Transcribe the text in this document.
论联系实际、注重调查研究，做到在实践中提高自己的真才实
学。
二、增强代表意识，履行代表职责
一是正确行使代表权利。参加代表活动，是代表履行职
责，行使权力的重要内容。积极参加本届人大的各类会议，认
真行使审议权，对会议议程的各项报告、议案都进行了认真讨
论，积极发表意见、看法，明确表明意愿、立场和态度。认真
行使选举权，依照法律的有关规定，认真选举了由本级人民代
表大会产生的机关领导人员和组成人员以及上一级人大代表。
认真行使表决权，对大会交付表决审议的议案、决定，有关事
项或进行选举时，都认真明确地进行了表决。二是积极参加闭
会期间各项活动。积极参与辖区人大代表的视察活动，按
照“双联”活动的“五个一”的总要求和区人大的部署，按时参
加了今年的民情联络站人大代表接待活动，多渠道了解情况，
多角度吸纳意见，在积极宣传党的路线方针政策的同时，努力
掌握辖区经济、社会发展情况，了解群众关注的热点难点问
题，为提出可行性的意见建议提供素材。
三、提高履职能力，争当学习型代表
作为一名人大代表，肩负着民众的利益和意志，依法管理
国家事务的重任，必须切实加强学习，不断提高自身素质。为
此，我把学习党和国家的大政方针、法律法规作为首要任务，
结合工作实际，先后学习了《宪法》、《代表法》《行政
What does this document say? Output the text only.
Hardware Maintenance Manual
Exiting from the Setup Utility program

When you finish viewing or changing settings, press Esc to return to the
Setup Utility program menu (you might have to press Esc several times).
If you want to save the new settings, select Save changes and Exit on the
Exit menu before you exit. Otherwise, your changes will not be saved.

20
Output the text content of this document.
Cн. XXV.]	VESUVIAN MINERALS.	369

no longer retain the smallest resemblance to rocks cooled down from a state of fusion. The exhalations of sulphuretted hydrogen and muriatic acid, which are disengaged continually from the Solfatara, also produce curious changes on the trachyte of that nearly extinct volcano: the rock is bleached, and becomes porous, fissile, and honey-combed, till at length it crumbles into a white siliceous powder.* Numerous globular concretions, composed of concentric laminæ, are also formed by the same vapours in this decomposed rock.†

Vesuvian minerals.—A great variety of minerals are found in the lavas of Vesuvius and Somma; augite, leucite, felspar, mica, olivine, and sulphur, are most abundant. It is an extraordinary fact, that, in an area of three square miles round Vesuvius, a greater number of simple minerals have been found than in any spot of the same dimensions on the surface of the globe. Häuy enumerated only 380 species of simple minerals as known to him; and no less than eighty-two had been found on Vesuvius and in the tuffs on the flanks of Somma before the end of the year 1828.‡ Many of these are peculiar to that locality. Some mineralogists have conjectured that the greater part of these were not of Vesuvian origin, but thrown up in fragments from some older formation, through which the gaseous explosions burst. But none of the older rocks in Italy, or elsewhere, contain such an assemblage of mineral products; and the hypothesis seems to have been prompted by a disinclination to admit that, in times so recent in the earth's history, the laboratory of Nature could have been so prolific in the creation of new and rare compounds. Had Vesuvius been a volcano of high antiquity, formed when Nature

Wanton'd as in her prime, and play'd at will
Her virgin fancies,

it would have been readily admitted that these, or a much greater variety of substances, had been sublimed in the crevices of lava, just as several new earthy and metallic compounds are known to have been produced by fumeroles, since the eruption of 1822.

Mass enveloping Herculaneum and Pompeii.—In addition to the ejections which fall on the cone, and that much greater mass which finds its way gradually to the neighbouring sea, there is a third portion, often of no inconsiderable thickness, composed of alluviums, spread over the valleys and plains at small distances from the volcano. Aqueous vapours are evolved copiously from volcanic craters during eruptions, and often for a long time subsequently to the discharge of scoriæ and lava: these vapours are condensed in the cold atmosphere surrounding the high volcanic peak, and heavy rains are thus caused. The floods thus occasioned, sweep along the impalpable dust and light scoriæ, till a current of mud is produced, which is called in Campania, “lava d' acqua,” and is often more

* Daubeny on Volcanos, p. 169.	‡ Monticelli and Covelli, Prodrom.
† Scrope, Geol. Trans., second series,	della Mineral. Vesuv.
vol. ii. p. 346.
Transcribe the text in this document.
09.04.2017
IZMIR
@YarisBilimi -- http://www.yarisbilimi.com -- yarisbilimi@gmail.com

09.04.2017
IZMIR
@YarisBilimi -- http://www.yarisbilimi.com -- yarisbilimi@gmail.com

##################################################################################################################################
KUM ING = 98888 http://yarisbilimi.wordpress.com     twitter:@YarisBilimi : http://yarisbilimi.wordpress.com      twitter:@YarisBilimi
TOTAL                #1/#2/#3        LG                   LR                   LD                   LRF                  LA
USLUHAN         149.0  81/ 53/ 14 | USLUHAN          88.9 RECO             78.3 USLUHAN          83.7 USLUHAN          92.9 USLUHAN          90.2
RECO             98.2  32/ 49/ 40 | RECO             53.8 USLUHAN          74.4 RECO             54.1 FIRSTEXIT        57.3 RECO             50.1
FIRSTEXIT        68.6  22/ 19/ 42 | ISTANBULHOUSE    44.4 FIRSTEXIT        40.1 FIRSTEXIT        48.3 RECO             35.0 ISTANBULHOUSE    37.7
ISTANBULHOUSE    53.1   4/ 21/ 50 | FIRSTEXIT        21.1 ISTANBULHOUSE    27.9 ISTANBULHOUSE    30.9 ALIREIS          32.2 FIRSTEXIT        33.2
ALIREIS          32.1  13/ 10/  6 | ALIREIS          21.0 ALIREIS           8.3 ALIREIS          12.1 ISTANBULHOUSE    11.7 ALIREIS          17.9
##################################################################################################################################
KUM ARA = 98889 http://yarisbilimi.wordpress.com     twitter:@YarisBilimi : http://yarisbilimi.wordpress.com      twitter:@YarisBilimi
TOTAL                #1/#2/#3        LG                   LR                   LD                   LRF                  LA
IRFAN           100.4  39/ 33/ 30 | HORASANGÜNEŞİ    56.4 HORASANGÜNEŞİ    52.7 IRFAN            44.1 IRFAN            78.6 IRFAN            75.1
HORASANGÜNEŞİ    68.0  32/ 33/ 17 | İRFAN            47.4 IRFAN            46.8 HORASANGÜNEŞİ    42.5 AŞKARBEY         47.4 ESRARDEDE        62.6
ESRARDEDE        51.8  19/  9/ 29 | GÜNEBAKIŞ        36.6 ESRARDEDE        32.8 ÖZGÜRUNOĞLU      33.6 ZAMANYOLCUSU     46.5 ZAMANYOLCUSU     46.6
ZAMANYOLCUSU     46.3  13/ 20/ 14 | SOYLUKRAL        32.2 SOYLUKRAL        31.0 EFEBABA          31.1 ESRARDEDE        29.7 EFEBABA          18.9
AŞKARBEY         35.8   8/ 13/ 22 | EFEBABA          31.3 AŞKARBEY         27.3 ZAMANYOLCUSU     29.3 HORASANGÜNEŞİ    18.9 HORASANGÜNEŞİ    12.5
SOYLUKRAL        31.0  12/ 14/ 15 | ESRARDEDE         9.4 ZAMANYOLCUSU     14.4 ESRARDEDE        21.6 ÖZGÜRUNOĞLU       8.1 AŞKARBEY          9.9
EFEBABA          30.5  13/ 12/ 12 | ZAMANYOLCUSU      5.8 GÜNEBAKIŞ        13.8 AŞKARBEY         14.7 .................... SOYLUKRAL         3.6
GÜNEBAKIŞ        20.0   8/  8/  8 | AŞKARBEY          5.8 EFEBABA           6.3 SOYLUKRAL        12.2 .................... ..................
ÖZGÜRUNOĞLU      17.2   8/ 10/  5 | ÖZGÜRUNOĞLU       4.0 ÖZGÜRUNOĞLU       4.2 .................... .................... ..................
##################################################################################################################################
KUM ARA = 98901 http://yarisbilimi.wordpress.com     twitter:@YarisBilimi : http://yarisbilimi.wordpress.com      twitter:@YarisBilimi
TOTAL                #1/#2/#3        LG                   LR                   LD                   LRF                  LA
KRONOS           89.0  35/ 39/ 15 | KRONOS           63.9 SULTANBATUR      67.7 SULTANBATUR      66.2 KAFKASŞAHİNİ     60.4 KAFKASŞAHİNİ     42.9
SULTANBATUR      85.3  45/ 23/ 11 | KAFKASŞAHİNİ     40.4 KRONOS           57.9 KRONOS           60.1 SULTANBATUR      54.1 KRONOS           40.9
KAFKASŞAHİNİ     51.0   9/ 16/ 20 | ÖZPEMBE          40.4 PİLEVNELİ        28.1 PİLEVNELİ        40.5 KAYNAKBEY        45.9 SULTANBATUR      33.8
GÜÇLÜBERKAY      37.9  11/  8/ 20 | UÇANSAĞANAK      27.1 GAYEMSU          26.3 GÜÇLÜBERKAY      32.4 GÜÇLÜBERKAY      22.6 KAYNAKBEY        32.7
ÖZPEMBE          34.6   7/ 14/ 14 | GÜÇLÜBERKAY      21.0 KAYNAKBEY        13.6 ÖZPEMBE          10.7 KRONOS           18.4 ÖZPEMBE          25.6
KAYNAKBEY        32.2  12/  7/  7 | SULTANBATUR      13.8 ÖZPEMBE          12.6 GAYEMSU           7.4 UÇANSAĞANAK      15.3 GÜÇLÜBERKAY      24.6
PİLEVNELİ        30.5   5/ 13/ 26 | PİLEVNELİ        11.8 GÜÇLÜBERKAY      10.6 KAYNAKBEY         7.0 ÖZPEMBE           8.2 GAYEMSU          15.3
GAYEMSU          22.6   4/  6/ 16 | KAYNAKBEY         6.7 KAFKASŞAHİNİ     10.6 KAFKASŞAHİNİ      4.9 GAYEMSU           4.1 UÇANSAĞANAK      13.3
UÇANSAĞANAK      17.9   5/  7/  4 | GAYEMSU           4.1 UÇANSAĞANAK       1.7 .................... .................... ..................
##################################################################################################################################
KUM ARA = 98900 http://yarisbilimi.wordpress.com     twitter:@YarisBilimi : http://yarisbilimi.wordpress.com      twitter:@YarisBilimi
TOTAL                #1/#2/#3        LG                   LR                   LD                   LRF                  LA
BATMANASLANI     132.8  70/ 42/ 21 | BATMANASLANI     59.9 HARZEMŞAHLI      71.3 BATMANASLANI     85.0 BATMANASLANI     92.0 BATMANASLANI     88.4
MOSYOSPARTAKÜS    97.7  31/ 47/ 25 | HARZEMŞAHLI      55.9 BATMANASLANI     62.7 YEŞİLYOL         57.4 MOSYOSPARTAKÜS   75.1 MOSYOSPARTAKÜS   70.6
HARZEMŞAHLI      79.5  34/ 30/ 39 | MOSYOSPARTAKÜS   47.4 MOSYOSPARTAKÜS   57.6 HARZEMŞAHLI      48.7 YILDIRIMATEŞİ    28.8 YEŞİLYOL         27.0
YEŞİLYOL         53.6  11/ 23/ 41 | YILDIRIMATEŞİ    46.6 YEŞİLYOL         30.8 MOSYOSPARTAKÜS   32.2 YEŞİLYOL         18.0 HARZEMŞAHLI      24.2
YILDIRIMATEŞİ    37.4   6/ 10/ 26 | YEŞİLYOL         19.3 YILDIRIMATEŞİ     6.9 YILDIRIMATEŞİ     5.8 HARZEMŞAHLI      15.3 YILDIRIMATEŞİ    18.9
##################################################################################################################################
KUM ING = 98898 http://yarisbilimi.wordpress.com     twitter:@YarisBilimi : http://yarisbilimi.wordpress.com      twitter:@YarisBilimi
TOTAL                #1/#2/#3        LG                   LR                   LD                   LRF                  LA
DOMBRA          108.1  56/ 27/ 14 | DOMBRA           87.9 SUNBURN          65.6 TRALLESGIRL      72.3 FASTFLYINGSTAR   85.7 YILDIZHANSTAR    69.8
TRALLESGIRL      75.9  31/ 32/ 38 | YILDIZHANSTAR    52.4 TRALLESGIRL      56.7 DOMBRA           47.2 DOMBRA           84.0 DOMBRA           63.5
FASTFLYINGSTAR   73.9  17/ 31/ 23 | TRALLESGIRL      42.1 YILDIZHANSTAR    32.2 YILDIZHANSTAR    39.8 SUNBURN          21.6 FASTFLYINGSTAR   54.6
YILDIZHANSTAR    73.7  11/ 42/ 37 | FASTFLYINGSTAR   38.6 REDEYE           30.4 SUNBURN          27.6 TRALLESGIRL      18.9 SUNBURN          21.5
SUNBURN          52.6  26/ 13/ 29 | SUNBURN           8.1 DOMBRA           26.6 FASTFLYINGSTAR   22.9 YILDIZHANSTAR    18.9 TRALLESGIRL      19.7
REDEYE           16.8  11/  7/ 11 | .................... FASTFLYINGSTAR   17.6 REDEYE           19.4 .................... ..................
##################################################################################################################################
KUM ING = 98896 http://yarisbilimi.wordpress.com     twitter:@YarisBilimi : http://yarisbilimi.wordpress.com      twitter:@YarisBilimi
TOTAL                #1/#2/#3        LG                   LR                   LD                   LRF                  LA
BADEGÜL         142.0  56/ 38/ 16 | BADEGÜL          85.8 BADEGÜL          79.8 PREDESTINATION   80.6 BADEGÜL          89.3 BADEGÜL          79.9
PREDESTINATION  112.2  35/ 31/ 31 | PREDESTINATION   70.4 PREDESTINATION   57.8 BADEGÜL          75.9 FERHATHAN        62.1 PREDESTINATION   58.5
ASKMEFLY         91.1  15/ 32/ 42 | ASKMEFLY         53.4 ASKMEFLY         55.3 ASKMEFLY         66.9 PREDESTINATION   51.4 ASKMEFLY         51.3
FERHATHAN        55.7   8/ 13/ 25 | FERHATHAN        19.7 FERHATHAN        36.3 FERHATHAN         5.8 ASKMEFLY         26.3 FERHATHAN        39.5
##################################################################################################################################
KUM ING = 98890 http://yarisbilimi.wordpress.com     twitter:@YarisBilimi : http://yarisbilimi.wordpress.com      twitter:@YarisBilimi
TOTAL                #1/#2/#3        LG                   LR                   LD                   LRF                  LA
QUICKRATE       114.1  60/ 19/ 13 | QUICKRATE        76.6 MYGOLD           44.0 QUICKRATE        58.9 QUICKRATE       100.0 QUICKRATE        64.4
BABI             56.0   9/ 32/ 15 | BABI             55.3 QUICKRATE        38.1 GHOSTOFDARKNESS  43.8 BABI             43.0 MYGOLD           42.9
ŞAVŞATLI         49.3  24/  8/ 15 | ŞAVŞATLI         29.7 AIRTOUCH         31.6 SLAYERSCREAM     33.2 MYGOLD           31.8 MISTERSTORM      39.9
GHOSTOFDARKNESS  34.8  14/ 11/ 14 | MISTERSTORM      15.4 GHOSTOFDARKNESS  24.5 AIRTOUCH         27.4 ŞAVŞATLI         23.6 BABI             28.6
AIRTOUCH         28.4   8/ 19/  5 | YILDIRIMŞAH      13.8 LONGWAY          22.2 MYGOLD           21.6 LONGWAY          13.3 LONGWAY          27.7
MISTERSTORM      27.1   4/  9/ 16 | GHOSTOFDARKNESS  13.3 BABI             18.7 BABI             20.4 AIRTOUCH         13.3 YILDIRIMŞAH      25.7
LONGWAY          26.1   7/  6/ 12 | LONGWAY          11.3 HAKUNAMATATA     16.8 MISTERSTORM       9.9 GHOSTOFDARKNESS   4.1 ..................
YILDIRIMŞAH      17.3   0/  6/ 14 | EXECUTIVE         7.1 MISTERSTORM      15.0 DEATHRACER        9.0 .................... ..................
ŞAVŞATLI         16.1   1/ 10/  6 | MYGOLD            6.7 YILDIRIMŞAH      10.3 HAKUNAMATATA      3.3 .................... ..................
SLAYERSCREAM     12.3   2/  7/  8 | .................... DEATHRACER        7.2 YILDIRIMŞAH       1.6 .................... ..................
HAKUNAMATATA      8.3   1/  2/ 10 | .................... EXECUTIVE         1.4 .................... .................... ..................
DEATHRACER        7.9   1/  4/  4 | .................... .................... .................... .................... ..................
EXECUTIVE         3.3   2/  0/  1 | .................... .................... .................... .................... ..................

#### [WHAT YOU HAVE TO DO]
Using the listing above, pick out each line that contains the word "KAFKASŞAHİNİ", then copy it.

#### [CORRECT ANSWER]
KRONOS           89.0  35/ 39/ 15 | KRONOS           63.9 SULTANBATUR      67.7 SULTANBATUR      66.2 KAFKASŞAHİNİ     60.4 KAFKASŞAHİNİ     42.9
SULTANBATUR      85.3  45/ 23/ 11 | KAFKASŞAHİNİ     40.4 KRONOS           57.9 KRONOS           60.1 SULTANBATUR      54.1 KRONOS           40.9
KAFKASŞAHİNİ     51.0   9/ 16/ 20 | ÖZPEMBE          40.4 PİLEVNELİ        28.1 PİLEVNELİ        40.5 KAYNAKBEY        45.9 SULTANBATUR      33.8
GAYEMSU          22.6   4/  6/ 16 | KAYNAKBEY         6.7 KAFKASŞAHİNİ     10.6 KAFKASŞAHİNİ      4.9 GAYEMSU           4.1 UÇANSAĞANAK      13.3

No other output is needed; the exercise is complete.